→ WHAT YOU HAVE TO DO
Find each line in the listing below that contains the word "comparison" and copy those lines.

→ RECORDS
——

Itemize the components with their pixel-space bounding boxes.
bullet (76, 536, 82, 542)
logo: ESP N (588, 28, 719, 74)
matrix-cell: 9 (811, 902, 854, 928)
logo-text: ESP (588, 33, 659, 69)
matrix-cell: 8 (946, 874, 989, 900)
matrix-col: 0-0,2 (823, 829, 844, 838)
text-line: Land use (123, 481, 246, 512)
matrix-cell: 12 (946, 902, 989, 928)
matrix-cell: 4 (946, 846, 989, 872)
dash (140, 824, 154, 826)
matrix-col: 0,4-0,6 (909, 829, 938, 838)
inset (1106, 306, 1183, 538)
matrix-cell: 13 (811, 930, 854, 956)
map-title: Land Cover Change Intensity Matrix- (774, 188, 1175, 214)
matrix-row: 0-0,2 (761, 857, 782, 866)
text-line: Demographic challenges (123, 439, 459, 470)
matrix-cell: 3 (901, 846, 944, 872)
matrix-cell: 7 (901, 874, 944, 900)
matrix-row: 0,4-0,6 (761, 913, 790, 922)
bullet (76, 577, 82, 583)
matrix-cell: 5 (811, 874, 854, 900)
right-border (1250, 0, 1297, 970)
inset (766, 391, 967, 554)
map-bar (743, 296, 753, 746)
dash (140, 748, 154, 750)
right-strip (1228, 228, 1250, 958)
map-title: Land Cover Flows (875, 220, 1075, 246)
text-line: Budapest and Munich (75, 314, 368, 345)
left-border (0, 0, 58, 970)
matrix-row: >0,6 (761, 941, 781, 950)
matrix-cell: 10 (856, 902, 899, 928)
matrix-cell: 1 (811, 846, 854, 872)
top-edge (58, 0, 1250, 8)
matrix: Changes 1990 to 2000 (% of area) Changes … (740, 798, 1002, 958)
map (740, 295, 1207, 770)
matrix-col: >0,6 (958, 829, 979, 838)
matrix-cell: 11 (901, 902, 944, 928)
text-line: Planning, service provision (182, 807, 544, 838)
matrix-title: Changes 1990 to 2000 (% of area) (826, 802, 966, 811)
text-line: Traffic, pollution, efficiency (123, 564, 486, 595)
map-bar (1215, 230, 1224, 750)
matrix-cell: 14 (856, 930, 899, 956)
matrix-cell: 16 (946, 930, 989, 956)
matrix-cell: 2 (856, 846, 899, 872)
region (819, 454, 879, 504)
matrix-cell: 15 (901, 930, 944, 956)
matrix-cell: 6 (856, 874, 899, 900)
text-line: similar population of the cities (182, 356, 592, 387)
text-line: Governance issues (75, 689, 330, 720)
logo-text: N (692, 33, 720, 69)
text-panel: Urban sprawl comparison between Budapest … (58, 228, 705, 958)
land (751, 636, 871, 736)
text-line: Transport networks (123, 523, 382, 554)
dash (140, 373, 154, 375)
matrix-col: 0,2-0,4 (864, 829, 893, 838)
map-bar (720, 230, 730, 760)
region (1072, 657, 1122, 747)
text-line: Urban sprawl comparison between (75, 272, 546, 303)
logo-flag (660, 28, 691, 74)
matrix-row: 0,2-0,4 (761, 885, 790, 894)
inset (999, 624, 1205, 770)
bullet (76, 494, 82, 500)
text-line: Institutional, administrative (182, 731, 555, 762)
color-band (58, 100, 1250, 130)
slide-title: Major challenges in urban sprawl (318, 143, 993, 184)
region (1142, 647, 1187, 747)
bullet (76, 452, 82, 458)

——

→ ANSWER TO THIS EXERCISE
text-panel: Urban sprawl comparison between Budapest … (58, 228, 705, 958)
text-line: Urban sprawl comparison between (75, 272, 546, 303)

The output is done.